Dataset excerpt:
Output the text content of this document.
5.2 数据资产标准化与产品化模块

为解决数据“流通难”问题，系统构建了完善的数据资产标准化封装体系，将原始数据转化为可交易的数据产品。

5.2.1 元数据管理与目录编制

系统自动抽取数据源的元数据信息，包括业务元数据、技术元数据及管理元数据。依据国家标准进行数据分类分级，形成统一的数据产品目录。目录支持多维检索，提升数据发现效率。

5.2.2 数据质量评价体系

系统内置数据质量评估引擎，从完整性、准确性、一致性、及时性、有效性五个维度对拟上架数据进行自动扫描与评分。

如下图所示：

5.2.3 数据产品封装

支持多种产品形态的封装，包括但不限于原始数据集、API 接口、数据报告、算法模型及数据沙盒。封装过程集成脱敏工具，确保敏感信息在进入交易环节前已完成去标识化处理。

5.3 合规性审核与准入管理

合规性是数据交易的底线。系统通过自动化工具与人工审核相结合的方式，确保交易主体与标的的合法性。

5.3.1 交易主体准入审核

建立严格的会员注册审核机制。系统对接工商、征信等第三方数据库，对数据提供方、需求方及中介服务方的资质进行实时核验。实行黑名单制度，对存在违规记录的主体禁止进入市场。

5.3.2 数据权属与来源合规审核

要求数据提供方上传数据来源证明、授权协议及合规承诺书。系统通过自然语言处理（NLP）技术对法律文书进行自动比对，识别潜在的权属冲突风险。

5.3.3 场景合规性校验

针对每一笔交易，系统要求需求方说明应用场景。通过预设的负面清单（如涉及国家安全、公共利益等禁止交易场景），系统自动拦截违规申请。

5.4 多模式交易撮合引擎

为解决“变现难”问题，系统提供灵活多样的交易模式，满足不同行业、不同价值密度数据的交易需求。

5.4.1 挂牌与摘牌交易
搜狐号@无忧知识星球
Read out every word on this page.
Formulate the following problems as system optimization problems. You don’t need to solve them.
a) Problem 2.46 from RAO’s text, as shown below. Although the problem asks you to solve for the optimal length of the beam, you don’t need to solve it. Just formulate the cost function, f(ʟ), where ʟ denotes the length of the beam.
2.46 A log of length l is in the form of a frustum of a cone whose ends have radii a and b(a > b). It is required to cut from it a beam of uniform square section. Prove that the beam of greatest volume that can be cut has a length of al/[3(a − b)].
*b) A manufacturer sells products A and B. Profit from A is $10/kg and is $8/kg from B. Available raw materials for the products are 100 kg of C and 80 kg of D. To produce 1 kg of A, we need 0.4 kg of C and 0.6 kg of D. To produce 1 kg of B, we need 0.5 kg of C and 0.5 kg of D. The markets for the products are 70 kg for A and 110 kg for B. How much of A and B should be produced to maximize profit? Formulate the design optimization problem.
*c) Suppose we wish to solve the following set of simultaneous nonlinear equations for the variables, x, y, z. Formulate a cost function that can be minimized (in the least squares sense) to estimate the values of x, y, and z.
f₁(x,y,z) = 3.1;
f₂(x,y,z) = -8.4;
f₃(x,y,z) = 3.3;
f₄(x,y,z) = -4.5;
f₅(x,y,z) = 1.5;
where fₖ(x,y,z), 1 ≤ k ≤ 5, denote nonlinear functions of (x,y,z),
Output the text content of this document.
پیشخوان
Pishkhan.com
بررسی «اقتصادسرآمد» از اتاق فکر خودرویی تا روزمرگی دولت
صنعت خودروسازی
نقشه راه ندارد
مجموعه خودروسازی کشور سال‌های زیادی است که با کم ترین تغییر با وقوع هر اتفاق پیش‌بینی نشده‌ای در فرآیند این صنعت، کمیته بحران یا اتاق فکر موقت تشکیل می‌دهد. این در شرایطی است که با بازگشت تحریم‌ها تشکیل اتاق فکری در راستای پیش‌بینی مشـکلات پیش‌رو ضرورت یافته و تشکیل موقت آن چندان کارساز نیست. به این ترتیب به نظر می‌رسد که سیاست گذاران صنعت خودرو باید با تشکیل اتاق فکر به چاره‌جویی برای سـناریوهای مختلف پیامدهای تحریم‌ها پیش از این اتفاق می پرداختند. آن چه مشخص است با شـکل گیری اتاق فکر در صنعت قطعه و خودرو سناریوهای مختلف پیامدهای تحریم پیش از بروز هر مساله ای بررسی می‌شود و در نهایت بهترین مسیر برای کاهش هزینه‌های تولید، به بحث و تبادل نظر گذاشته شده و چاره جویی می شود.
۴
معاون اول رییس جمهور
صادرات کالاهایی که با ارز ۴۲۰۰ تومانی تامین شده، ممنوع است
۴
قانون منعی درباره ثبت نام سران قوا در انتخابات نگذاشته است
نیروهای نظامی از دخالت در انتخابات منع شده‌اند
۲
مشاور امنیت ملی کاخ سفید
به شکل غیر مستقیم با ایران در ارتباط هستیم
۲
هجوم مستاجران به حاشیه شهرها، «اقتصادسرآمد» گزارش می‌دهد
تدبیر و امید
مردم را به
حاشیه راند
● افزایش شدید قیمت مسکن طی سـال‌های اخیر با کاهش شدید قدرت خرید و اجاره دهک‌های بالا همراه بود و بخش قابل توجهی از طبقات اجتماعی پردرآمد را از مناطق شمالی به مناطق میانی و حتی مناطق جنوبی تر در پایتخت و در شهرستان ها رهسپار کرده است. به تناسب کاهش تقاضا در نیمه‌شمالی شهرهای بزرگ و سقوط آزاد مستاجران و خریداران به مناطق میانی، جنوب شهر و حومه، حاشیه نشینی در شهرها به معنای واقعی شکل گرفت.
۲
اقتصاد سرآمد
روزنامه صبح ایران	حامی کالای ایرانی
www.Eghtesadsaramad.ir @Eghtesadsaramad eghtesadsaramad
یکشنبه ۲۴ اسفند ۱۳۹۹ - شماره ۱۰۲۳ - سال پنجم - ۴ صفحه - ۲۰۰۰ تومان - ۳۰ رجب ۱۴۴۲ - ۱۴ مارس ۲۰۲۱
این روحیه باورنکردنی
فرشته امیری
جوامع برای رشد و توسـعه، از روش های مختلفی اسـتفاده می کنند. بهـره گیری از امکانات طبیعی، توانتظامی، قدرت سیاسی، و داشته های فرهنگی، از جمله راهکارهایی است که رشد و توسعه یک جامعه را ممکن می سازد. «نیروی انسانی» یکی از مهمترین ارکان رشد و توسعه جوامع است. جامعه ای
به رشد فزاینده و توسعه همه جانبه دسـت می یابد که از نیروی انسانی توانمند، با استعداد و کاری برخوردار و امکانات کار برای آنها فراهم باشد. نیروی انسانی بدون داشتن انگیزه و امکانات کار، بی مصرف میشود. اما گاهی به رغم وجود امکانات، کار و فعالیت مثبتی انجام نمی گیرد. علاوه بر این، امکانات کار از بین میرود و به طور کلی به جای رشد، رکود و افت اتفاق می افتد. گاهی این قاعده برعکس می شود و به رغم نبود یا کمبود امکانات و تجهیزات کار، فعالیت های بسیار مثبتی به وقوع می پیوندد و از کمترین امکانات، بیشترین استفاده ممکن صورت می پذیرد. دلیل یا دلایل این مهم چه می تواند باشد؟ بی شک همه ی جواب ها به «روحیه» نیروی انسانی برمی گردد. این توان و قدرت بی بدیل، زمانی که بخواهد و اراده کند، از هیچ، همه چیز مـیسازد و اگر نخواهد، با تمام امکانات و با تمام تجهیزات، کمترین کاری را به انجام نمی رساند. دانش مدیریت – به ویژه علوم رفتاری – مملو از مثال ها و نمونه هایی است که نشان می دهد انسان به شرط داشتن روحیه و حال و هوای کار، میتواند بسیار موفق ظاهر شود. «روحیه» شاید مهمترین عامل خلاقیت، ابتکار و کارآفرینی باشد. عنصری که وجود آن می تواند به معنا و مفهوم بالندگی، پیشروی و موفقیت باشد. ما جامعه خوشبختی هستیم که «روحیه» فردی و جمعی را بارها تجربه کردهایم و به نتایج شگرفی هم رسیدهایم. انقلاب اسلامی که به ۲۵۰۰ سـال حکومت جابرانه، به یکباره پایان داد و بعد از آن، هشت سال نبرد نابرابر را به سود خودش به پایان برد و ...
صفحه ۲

* GOAL *
Identify and extract each line of the listing that contains "from".

* OUTPUT OF THE TASK *
a) Problem 2.46 from RAO’s text, as shown below. Although the problem asks you to solve for the optimal length of the beam, you don’t need to solve it. Just formulate the cost function, f(ʟ), where ʟ denotes the length of the beam.
2.46 A log of length l is in the form of a frustum of a cone whose ends have radii a and b(a > b). It is required to cut from it a beam of uniform square section. Prove that the beam of greatest volume that can be cut has a length of al/[3(a − b)].
*b) A manufacturer sells products A and B. Profit from A is $10/kg and is $8/kg from B. Available raw materials for the products are 100 kg of C and 80 kg of D. To produce 1 kg of A, we need 0.4 kg of C and 0.6 kg of D. To produce 1 kg of B, we need 0.5 kg of C and 0.5 kg of D. The markets for the products are 70 kg for A and 110 kg for B. How much of A and B should be produced to maximize profit? Formulate the design optimization problem.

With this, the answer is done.